→ TASK PROMPT
Your task is to extract every entry that follows word for word while excluding the pictures.

→ RECORDS FOR THE EXERCISE
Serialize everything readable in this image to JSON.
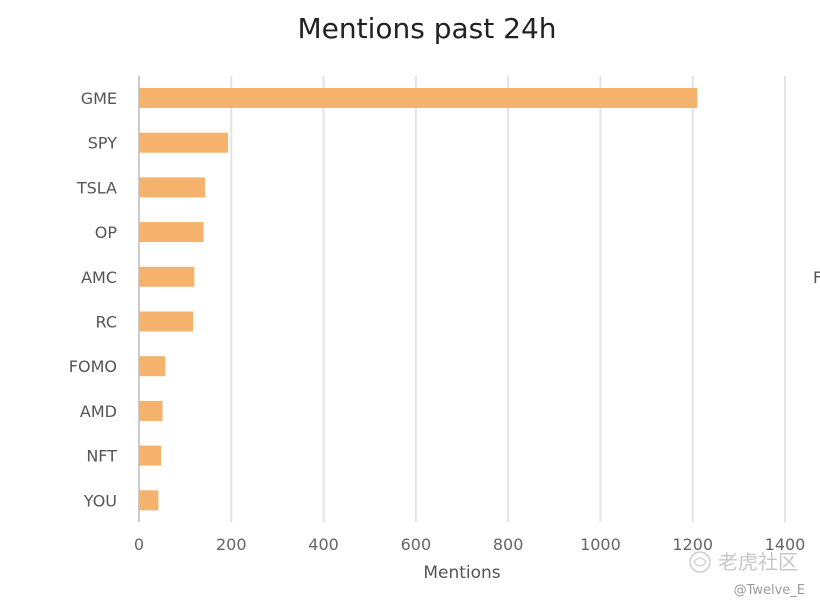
{
  "chart_data": {
    "type": "bar",
    "orientation": "horizontal",
    "title": "Mentions past 24h",
    "xlabel": "Mentions",
    "ylabel": "",
    "categories": [
      "GME",
      "SPY",
      "TSLA",
      "OP",
      "AMC",
      "RC",
      "FOMO",
      "AMD",
      "NFT",
      "YOU"
    ],
    "values": [
      1210,
      193,
      143,
      140,
      120,
      117,
      57,
      51,
      48,
      42
    ],
    "xlim": [
      0,
      1400
    ],
    "xticks": [
      0,
      200,
      400,
      600,
      800,
      1000,
      1200,
      1400
    ],
    "grid": true,
    "bar_color": "#f4b26d",
    "legend": "none"
  },
  "edge_glyph": "F",
  "watermark": {
    "logo_text": "老虎社区",
    "user": "@Twelve_E"
  }
}
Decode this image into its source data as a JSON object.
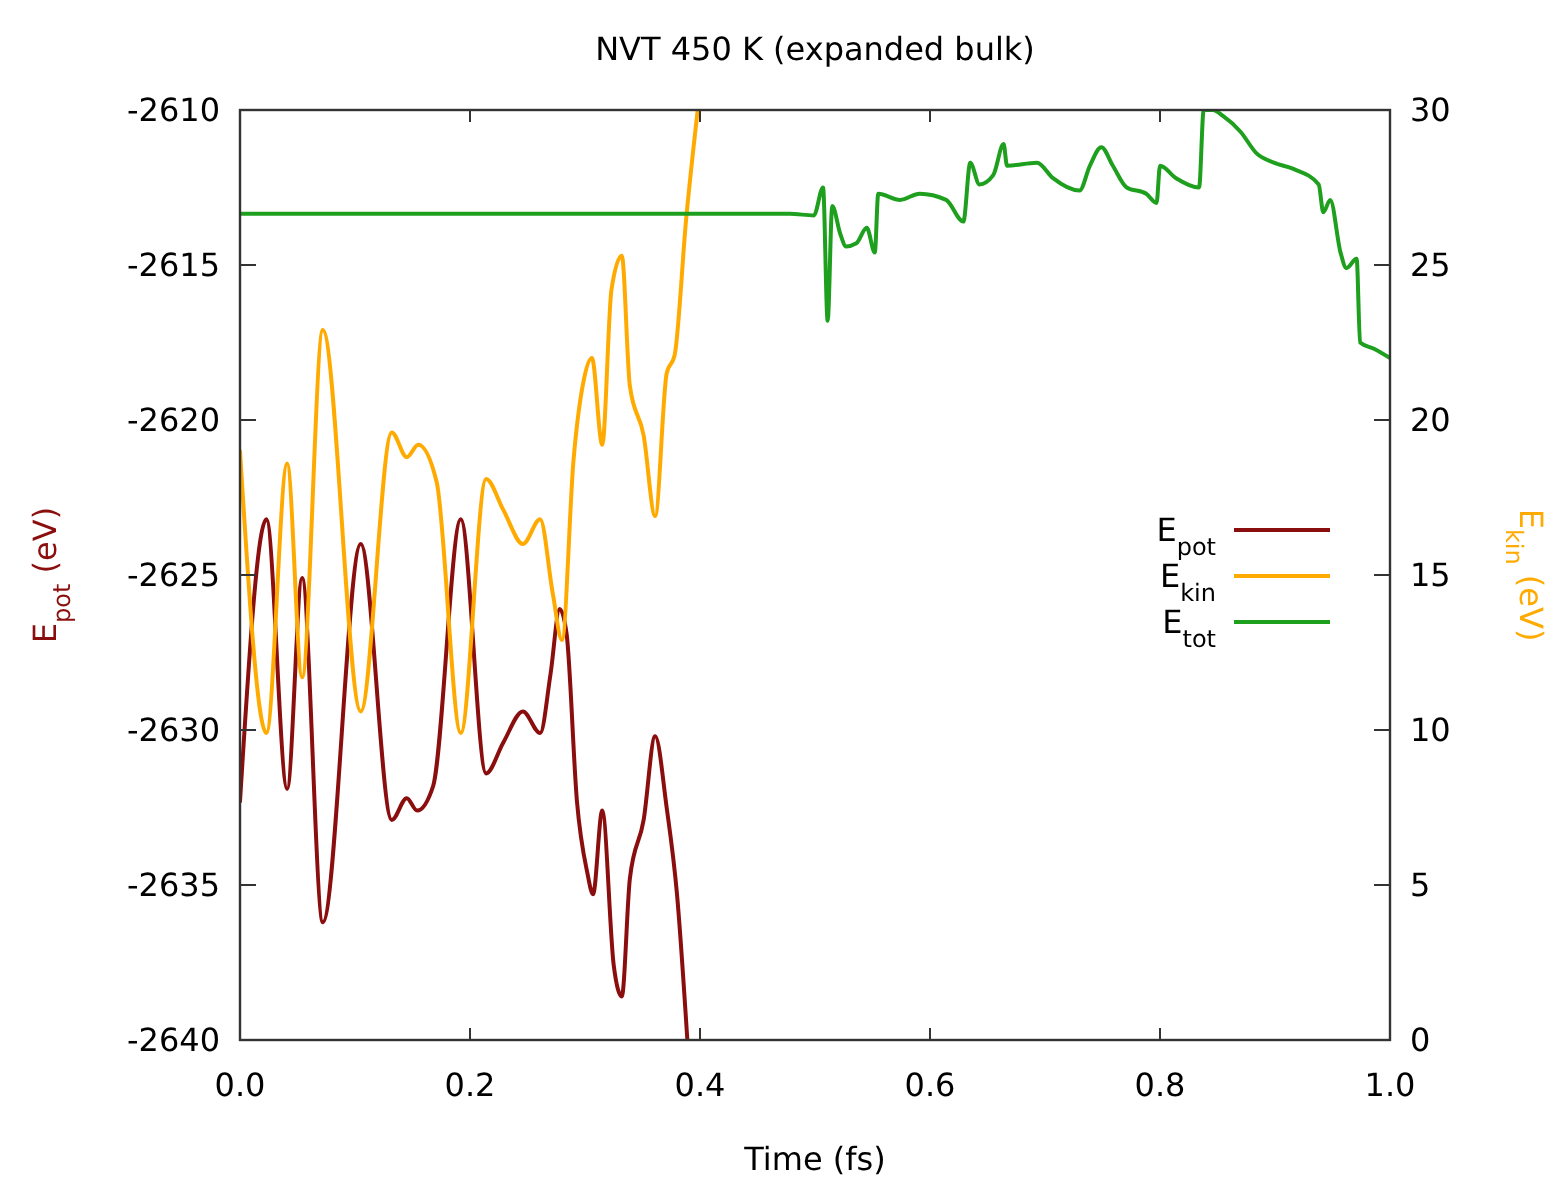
{
  "chart_data": {
    "type": "line",
    "title": "NVT 450 K (expanded bulk)",
    "xlabel": "Time (fs)",
    "ylabel": "E$_{pot}$ (eV)",
    "y2label": "E$_{kin}$ (eV)",
    "xlim": [
      0,
      1
    ],
    "xticks": [
      {
        "value": 0,
        "label": "0.0"
      },
      {
        "value": 0.2,
        "label": "0.2"
      },
      {
        "value": 0.4,
        "label": "0.4"
      },
      {
        "value": 0.6,
        "label": "0.6"
      },
      {
        "value": 0.8,
        "label": "0.8"
      },
      {
        "value": 1,
        "label": "1.0"
      }
    ],
    "ylim": [
      -2640,
      -2610
    ],
    "yticks": [
      -2640,
      -2635,
      -2630,
      -2625,
      -2620,
      -2615,
      -2610
    ],
    "y2lim": [
      0,
      30
    ],
    "y2ticks": [
      0,
      5,
      10,
      15,
      20,
      25,
      30
    ],
    "grid": false,
    "legend": "right",
    "marker": "none",
    "line_style": "solid",
    "series": [
      {
        "name": "E$_{pot}$",
        "color": "#8b0e0e",
        "axis": "y",
        "x": [
          0,
          0.023,
          0.041,
          0.054,
          0.072,
          0.105,
          0.132,
          0.145,
          0.154,
          0.168,
          0.192,
          0.214,
          0.229,
          0.246,
          0.261,
          0.27,
          0.278,
          0.284,
          0.293,
          0.302,
          0.307,
          0.315,
          0.325,
          0.332,
          0.339,
          0.351,
          0.361,
          0.371,
          0.38,
          0.389
        ],
        "values": [
          -2632.3,
          -2623.2,
          -2631.9,
          -2625.1,
          -2636.2,
          -2624,
          -2632.9,
          -2632.2,
          -2632.6,
          -2631.8,
          -2623.2,
          -2631.4,
          -2630.4,
          -2629.4,
          -2630.1,
          -2628.2,
          -2626.1,
          -2626.9,
          -2632.3,
          -2634.6,
          -2635.3,
          -2632.6,
          -2637.6,
          -2638.6,
          -2634.8,
          -2632.9,
          -2630.2,
          -2632.5,
          -2635.3,
          -2640
        ]
      },
      {
        "name": "E$_{kin}$",
        "color": "#ffaa00",
        "axis": "y2",
        "x": [
          0,
          0.023,
          0.041,
          0.054,
          0.072,
          0.105,
          0.132,
          0.145,
          0.155,
          0.171,
          0.192,
          0.214,
          0.229,
          0.246,
          0.261,
          0.272,
          0.28,
          0.29,
          0.299,
          0.306,
          0.315,
          0.323,
          0.332,
          0.339,
          0.351,
          0.361,
          0.371,
          0.378,
          0.388,
          0.398
        ],
        "values": [
          19,
          9.9,
          18.6,
          11.7,
          22.9,
          10.6,
          19.6,
          18.8,
          19.2,
          18,
          9.9,
          18.1,
          17.1,
          16,
          16.8,
          14.4,
          12.9,
          18.7,
          21.3,
          22,
          19.2,
          24.2,
          25.3,
          21.1,
          19.5,
          16.9,
          21.5,
          22.1,
          26.5,
          30
        ]
      },
      {
        "name": "E$_{tot}$",
        "color": "#1ea01e",
        "axis": "y",
        "x": [
          0,
          0.478,
          0.499,
          0.507,
          0.511,
          0.515,
          0.522,
          0.527,
          0.536,
          0.545,
          0.552,
          0.555,
          0.574,
          0.591,
          0.614,
          0.629,
          0.635,
          0.643,
          0.655,
          0.664,
          0.667,
          0.693,
          0.707,
          0.73,
          0.739,
          0.749,
          0.759,
          0.771,
          0.788,
          0.797,
          0.8,
          0.814,
          0.834,
          0.838,
          0.846,
          0.855,
          0.87,
          0.884,
          0.899,
          0.916,
          0.938,
          0.942,
          0.948,
          0.957,
          0.962,
          0.971,
          0.974,
          0.986,
          1
        ],
        "values": [
          -2613.35,
          -2613.35,
          -2613.4,
          -2612.5,
          -2616.8,
          -2613.1,
          -2614,
          -2614.4,
          -2614.3,
          -2613.8,
          -2614.6,
          -2612.7,
          -2612.9,
          -2612.7,
          -2612.9,
          -2613.6,
          -2611.7,
          -2612.4,
          -2612.1,
          -2611.1,
          -2611.8,
          -2611.7,
          -2612.2,
          -2612.6,
          -2611.8,
          -2611.2,
          -2611.8,
          -2612.5,
          -2612.7,
          -2613,
          -2611.8,
          -2612.2,
          -2612.5,
          -2610,
          -2610,
          -2610.2,
          -2610.7,
          -2611.4,
          -2611.7,
          -2611.9,
          -2612.4,
          -2613.3,
          -2612.9,
          -2614.6,
          -2615.1,
          -2614.8,
          -2617.5,
          -2617.7,
          -2618
        ]
      }
    ]
  }
}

→ SOLUTION
Serialize everything readable in this image to JSON.
{
  "chart_data": {
    "type": "bar",
    "orientation": "horizontal",
    "title": "Mentions past 24h",
    "xlabel": "Mentions",
    "ylabel": "",
    "categories": [
      "GME",
      "SPY",
      "TSLA",
      "OP",
      "AMC",
      "RC",
      "FOMO",
      "AMD",
      "NFT",
      "YOU"
    ],
    "values": [
      1210,
      193,
      143,
      140,
      120,
      117,
      57,
      51,
      48,
      42
    ],
    "xlim": [
      0,
      1400
    ],
    "xticks": [
      0,
      200,
      400,
      600,
      800,
      1000,
      1200,
      1400
    ],
    "grid": true,
    "bar_color": "#f4b26d",
    "legend": "none"
  },
  "edge_glyph": "F",
  "watermark": {
    "logo_text": "老虎社区",
    "user": "@Twelve_E"
  }
}
Decode this image into its source data as a JSON object.
{
  "chart_data": {
    "type": "line",
    "title": "NVT 450 K (expanded bulk)",
    "xlabel": "Time (fs)",
    "ylabel": "E$_{pot}$ (eV)",
    "y2label": "E$_{kin}$ (eV)",
    "xlim": [
      0,
      1
    ],
    "xticks": [
      {
        "value": 0,
        "label": "0.0"
      },
      {
        "value": 0.2,
        "label": "0.2"
      },
      {
        "value": 0.4,
        "label": "0.4"
      },
      {
        "value": 0.6,
        "label": "0.6"
      },
      {
        "value": 0.8,
        "label": "0.8"
      },
      {
        "value": 1,
        "label": "1.0"
      }
    ],
    "ylim": [
      -2640,
      -2610
    ],
    "yticks": [
      -2640,
      -2635,
      -2630,
      -2625,
      -2620,
      -2615,
      -2610
    ],
    "y2lim": [
      0,
      30
    ],
    "y2ticks": [
      0,
      5,
      10,
      15,
      20,
      25,
      30
    ],
    "grid": false,
    "legend": "right",
    "marker": "none",
    "line_style": "solid",
    "series": [
      {
        "name": "E$_{pot}$",
        "color": "#8b0e0e",
        "axis": "y",
        "x": [
          0,
          0.023,
          0.041,
          0.054,
          0.072,
          0.105,
          0.132,
          0.145,
          0.154,
          0.168,
          0.192,
          0.214,
          0.229,
          0.246,
          0.261,
          0.27,
          0.278,
          0.284,
          0.293,
          0.302,
          0.307,
          0.315,
          0.325,
          0.332,
          0.339,
          0.351,
          0.361,
          0.371,
          0.38,
          0.389
        ],
        "values": [
          -2632.3,
          -2623.2,
          -2631.9,
          -2625.1,
          -2636.2,
          -2624,
          -2632.9,
          -2632.2,
          -2632.6,
          -2631.8,
          -2623.2,
          -2631.4,
          -2630.4,
          -2629.4,
          -2630.1,
          -2628.2,
          -2626.1,
          -2626.9,
          -2632.3,
          -2634.6,
          -2635.3,
          -2632.6,
          -2637.6,
          -2638.6,
          -2634.8,
          -2632.9,
          -2630.2,
          -2632.5,
          -2635.3,
          -2640
        ]
      },
      {
        "name": "E$_{kin}$",
        "color": "#ffaa00",
        "axis": "y2",
        "x": [
          0,
          0.023,
          0.041,
          0.054,
          0.072,
          0.105,
          0.132,
          0.145,
          0.155,
          0.171,
          0.192,
          0.214,
          0.229,
          0.246,
          0.261,
          0.272,
          0.28,
          0.29,
          0.299,
          0.306,
          0.315,
          0.323,
          0.332,
          0.339,
          0.351,
          0.361,
          0.371,
          0.378,
          0.388,
          0.398
        ],
        "values": [
          19,
          9.9,
          18.6,
          11.7,
          22.9,
          10.6,
          19.6,
          18.8,
          19.2,
          18,
          9.9,
          18.1,
          17.1,
          16,
          16.8,
          14.4,
          12.9,
          18.7,
          21.3,
          22,
          19.2,
          24.2,
          25.3,
          21.1,
          19.5,
          16.9,
          21.5,
          22.1,
          26.5,
          30
        ]
      },
      {
        "name": "E$_{tot}$",
        "color": "#1ea01e",
        "axis": "y",
        "x": [
          0,
          0.478,
          0.499,
          0.507,
          0.511,
          0.515,
          0.522,
          0.527,
          0.536,
          0.545,
          0.552,
          0.555,
          0.574,
          0.591,
          0.614,
          0.629,
          0.635,
          0.643,
          0.655,
          0.664,
          0.667,
          0.693,
          0.707,
          0.73,
          0.739,
          0.749,
          0.759,
          0.771,
          0.788,
          0.797,
          0.8,
          0.814,
          0.834,
          0.838,
          0.846,
          0.855,
          0.87,
          0.884,
          0.899,
          0.916,
          0.938,
          0.942,
          0.948,
          0.957,
          0.962,
          0.971,
          0.974,
          0.986,
          1
        ],
        "values": [
          -2613.35,
          -2613.35,
          -2613.4,
          -2612.5,
          -2616.8,
          -2613.1,
          -2614,
          -2614.4,
          -2614.3,
          -2613.8,
          -2614.6,
          -2612.7,
          -2612.9,
          -2612.7,
          -2612.9,
          -2613.6,
          -2611.7,
          -2612.4,
          -2612.1,
          -2611.1,
          -2611.8,
          -2611.7,
          -2612.2,
          -2612.6,
          -2611.8,
          -2611.2,
          -2611.8,
          -2612.5,
          -2612.7,
          -2613,
          -2611.8,
          -2612.2,
          -2612.5,
          -2610,
          -2610,
          -2610.2,
          -2610.7,
          -2611.4,
          -2611.7,
          -2611.9,
          -2612.4,
          -2613.3,
          -2612.9,
          -2614.6,
          -2615.1,
          -2614.8,
          -2617.5,
          -2617.7,
          -2618
        ]
      }
    ]
  }
}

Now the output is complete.